** Start DATA FOR PROCESSING **
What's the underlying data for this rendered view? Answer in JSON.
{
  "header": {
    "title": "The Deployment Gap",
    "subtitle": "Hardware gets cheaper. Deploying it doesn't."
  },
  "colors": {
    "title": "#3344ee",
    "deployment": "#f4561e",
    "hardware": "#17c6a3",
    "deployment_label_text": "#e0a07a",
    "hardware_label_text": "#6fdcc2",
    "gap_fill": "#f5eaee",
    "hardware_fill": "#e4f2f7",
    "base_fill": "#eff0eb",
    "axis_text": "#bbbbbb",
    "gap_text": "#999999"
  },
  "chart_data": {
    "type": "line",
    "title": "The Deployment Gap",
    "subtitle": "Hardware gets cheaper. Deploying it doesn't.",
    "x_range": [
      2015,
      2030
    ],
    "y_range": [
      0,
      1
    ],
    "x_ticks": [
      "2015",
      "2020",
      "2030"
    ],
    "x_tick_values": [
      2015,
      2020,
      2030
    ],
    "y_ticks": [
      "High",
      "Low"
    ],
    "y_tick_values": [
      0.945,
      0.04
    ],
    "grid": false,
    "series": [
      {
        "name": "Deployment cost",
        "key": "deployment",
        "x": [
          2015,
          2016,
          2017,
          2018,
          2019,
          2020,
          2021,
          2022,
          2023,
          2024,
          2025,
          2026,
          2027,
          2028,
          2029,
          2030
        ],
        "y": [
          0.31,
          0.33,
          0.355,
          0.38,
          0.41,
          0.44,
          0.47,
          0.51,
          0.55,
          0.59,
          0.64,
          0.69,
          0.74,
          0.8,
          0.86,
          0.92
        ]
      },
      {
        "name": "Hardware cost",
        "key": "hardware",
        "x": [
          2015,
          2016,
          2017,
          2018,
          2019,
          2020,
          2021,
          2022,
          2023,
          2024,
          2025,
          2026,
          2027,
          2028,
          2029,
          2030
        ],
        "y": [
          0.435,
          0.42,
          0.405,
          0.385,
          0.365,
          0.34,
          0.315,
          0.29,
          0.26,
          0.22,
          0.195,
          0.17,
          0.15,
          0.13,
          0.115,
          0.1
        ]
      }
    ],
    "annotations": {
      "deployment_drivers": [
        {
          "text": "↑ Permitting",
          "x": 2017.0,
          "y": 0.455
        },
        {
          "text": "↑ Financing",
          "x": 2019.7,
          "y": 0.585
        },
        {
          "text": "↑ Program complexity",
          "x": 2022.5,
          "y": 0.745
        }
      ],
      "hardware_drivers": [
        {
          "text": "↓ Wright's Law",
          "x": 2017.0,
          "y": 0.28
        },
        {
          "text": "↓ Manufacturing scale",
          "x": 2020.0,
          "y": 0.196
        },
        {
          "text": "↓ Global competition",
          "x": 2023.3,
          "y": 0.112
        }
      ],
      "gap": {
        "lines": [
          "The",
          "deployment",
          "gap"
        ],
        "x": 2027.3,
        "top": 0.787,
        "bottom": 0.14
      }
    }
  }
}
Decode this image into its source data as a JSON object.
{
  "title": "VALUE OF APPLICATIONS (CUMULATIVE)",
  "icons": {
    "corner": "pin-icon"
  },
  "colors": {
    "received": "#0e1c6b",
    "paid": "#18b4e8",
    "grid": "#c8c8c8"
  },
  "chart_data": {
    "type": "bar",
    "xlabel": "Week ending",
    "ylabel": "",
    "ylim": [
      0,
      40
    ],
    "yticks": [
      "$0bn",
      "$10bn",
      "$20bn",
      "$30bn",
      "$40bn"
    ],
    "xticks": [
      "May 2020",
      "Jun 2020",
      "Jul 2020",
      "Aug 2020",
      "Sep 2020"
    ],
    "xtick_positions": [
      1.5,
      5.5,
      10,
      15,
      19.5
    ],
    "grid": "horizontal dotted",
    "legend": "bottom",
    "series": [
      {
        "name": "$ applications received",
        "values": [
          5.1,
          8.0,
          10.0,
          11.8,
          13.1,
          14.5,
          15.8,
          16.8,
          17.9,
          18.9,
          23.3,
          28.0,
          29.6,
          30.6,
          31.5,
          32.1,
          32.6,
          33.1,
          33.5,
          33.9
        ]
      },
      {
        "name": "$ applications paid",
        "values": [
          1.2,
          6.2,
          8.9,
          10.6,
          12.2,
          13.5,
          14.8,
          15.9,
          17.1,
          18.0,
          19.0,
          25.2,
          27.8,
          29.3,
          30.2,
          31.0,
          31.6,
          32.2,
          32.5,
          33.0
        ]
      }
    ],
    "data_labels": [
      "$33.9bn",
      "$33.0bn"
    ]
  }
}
** End DATA FOR PROCESSING **
> [AIM]: What is the number of lines in the records above that include the word "JSON"? Reply with that number and nothing more.

> [RESULT OF THIS EXERCISE]: 2